### GIVEN TASK
Search the listing below for the string "month" and show each line that contains it.

========================================================================

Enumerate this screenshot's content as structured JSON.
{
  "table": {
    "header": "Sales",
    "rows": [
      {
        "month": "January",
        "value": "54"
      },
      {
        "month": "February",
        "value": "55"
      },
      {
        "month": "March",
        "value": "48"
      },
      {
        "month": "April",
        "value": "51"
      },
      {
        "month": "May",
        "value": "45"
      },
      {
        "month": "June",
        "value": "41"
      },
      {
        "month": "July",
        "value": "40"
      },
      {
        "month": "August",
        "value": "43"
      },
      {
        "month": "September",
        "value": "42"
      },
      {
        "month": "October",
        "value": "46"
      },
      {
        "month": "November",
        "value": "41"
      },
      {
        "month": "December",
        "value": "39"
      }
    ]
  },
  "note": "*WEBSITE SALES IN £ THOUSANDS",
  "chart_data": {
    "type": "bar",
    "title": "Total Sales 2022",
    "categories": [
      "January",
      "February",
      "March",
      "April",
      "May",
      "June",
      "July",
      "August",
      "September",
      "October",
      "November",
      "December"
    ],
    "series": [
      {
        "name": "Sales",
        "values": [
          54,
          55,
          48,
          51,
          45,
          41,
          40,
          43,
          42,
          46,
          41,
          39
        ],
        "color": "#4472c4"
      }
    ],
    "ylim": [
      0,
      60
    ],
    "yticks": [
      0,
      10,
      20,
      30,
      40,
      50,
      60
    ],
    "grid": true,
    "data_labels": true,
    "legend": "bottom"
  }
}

========================================================================

### ANSWER TO THIS EXERCISE
        "month": "January",
        "month": "February",
        "month": "March",
        "month": "April",
        "month": "May",
        "month": "June",
        "month": "July",
        "month": "August",
        "month": "September",
        "month": "October",
        "month": "November",
        "month": "December",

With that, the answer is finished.